SUPPLIED MATERIAL —
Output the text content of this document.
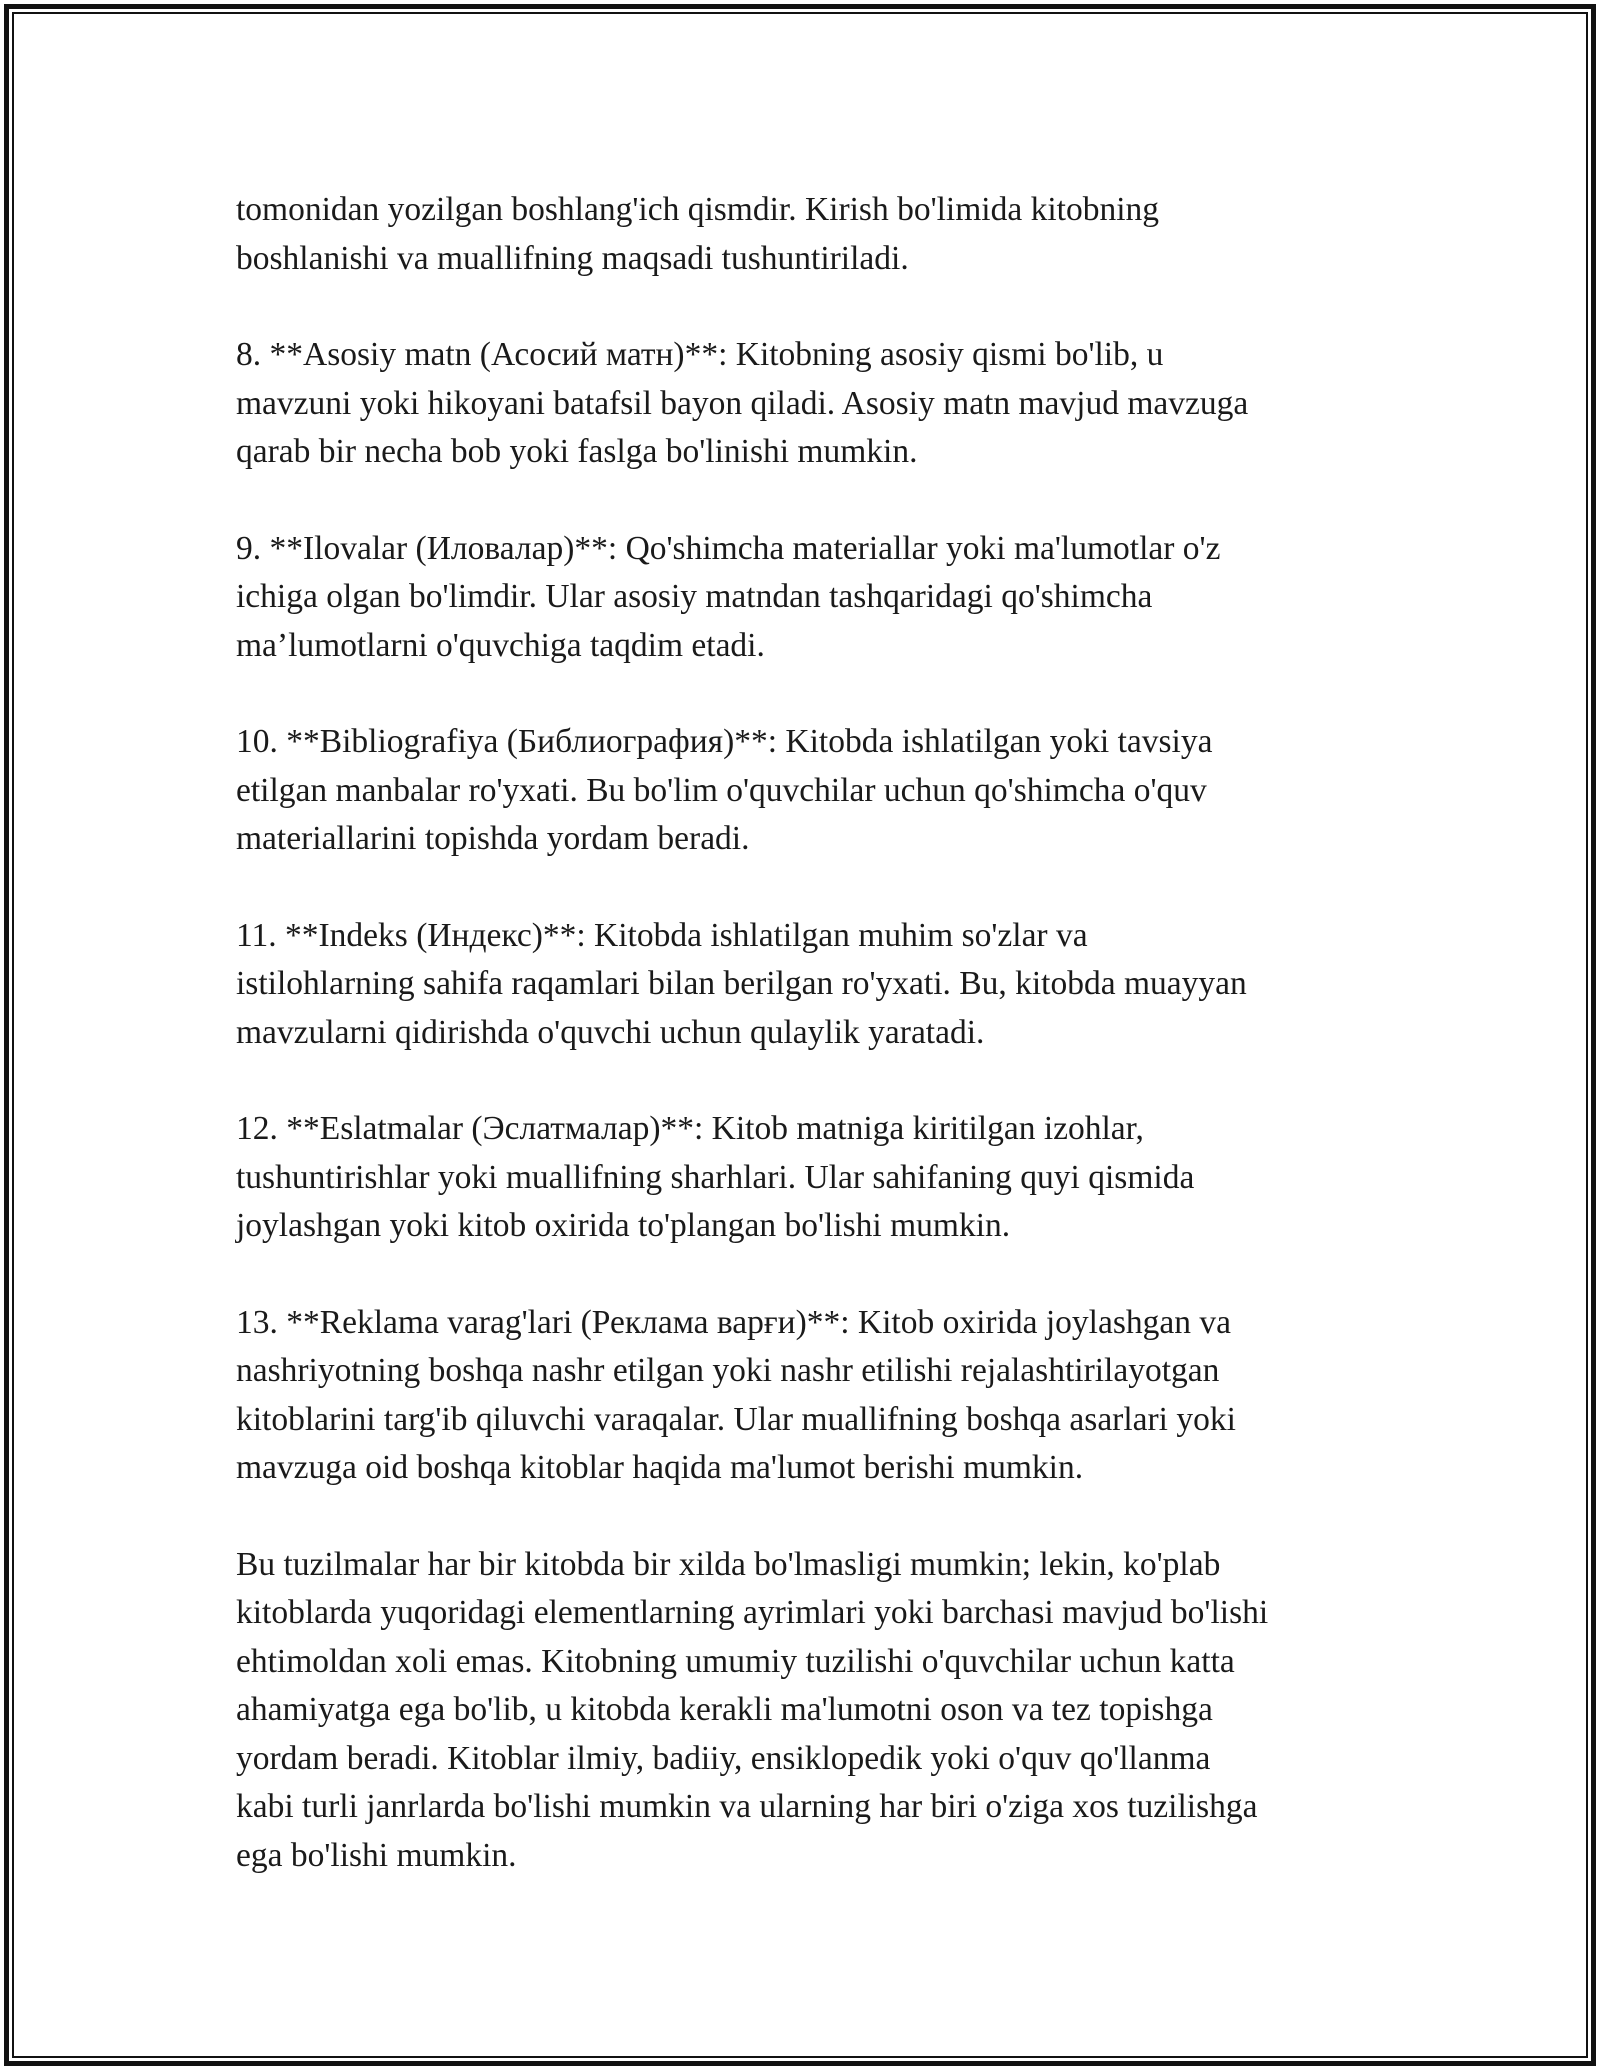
tomonidan yozilgan boshlang'ich qismdir. Kirish bo'limida kitobning
boshlanishi va muallifning maqsadi tushuntiriladi.

8. **Asosiy matn (Асосий матн)**: Kitobning asosiy qismi bo'lib, u
mavzuni yoki hikoyani batafsil bayon qiladi. Asosiy matn mavjud mavzuga
qarab bir necha bob yoki faslga bo'linishi mumkin.

9. **Ilovalar (Иловалар)**: Qo'shimcha materiallar yoki ma'lumotlar o'z
ichiga olgan bo'limdir. Ular asosiy matndan tashqaridagi qo'shimcha
ma’lumotlarni o'quvchiga taqdim etadi.

10. **Bibliografiya (Библиография)**: Kitobda ishlatilgan yoki tavsiya
etilgan manbalar ro'yxati. Bu bo'lim o'quvchilar uchun qo'shimcha o'quv
materiallarini topishda yordam beradi.

11. **Indeks (Индекс)**: Kitobda ishlatilgan muhim so'zlar va
istilohlarning sahifa raqamlari bilan berilgan ro'yxati. Bu, kitobda muayyan
mavzularni qidirishda o'quvchi uchun qulaylik yaratadi.

12. **Eslatmalar (Эслатмалар)**: Kitob matniga kiritilgan izohlar,
tushuntirishlar yoki muallifning sharhlari. Ular sahifaning quyi qismida
joylashgan yoki kitob oxirida to'plangan bo'lishi mumkin.

13. **Reklama varag'lari (Реклама варғи)**: Kitob oxirida joylashgan va
nashriyotning boshqa nashr etilgan yoki nashr etilishi rejalashtirilayotgan
kitoblarini targ'ib qiluvchi varaqalar. Ular muallifning boshqa asarlari yoki
mavzuga oid boshqa kitoblar haqida ma'lumot berishi mumkin.

Bu tuzilmalar har bir kitobda bir xilda bo'lmasligi mumkin; lekin, ko'plab
kitoblarda yuqoridagi elementlarning ayrimlari yoki barchasi mavjud bo'lishi
ehtimoldan xoli emas. Kitobning umumiy tuzilishi o'quvchilar uchun katta
ahamiyatga ega bo'lib, u kitobda kerakli ma'lumotni oson va tez topishga
yordam beradi. Kitoblar ilmiy, badiiy, ensiklopedik yoki o'quv qo'llanma
kabi turli janrlarda bo'lishi mumkin va ularning har biri o'ziga xos tuzilishga
ega bo'lishi mumkin.
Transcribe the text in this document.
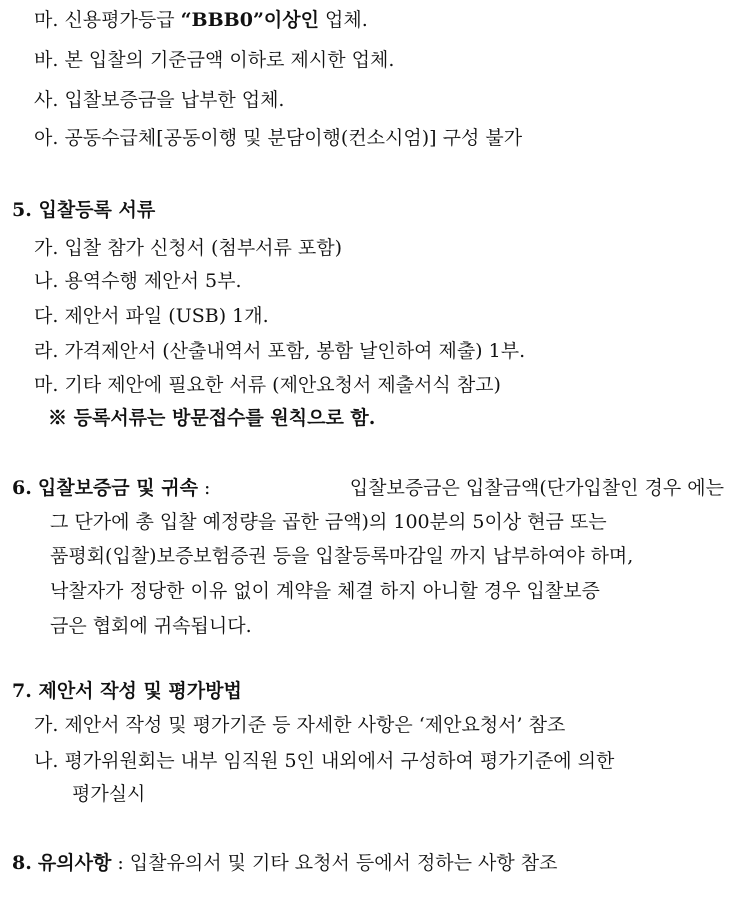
마. 신용평가등급 “BBB0”이상인 업체.
바. 본 입찰의 기준금액 이하로 제시한 업체.
사. 입찰보증금을 납부한 업체.
아. 공동수급체[공동이행 및 분담이행(컨소시엄)] 구성 불가
5. 입찰등록 서류
가. 입찰 참가 신청서 (첨부서류 포함)
나. 용역수행 제안서 5부.
다. 제안서 파일 (USB) 1개.
라. 가격제안서 (산출내역서 포함, 봉함 날인하여 제출) 1부.
마. 기타 제안에 필요한 서류 (제안요청서 제출서식 참고)
※ 등록서류는 방문접수를 원칙으로 함.
6. 입찰보증금 및 귀속 :	입찰보증금은 입찰금액(단가입찰인 경우 에는
그 단가에 총 입찰 예정량을 곱한 금액)의 100분의 5이상 현금 또는
품평회(입찰)보증보험증권 등을 입찰등록마감일 까지 납부하여야 하며,
낙찰자가 정당한 이유 없이 계약을 체결 하지 아니할 경우 입찰보증
금은 협회에 귀속됩니다.
7. 제안서 작성 및 평가방법
가. 제안서 작성 및 평가기준 등 자세한 사항은 ‘제안요청서’ 참조
나. 평가위원회는 내부 임직원 5인 내외에서 구성하여 평가기준에 의한
평가실시
8. 유의사항 : 입찰유의서 및 기타 요청서 등에서 정하는 사항 참조
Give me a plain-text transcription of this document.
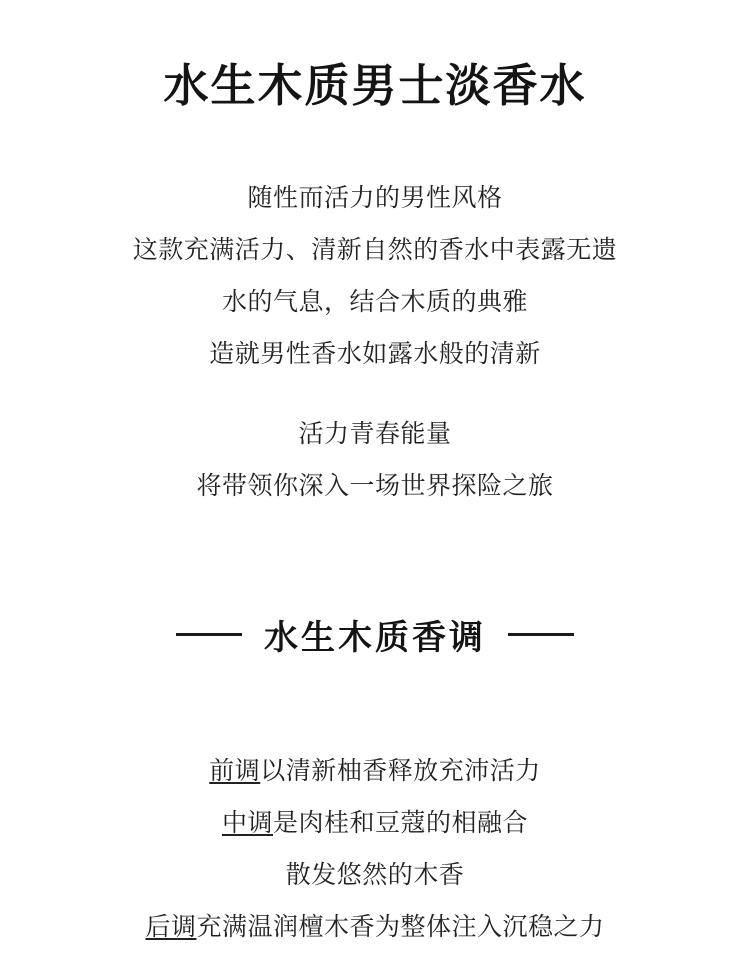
水生木质男士淡香水
随性而活力的男性风格
这款充满活力、清新自然的香水中表露无遗
水的气息，结合木质的典雅
造就男性香水如露水般的清新
活力青春能量
将带领你深入一场世界探险之旅
水生木质香调
前调以清新柚香释放充沛活力
中调是肉桂和豆蔻的相融合
散发悠然的木香
后调充满温润檀木香为整体注入沉稳之力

WHAT TO WORK ON — Exactly as written, set down the lines from the line holding "Give me a plain-text" to the last line of the data, both ends included, pictures excluded.

FULL ANSWER —
Give me a plain-text transcription of this document.
水生木质男士淡香水
随性而活力的男性风格
这款充满活力、清新自然的香水中表露无遗
水的气息，结合木质的典雅
造就男性香水如露水般的清新
活力青春能量
将带领你深入一场世界探险之旅
水生木质香调
前调以清新柚香释放充沛活力
中调是肉桂和豆蔻的相融合
散发悠然的木香
后调充满温润檀木香为整体注入沉稳之力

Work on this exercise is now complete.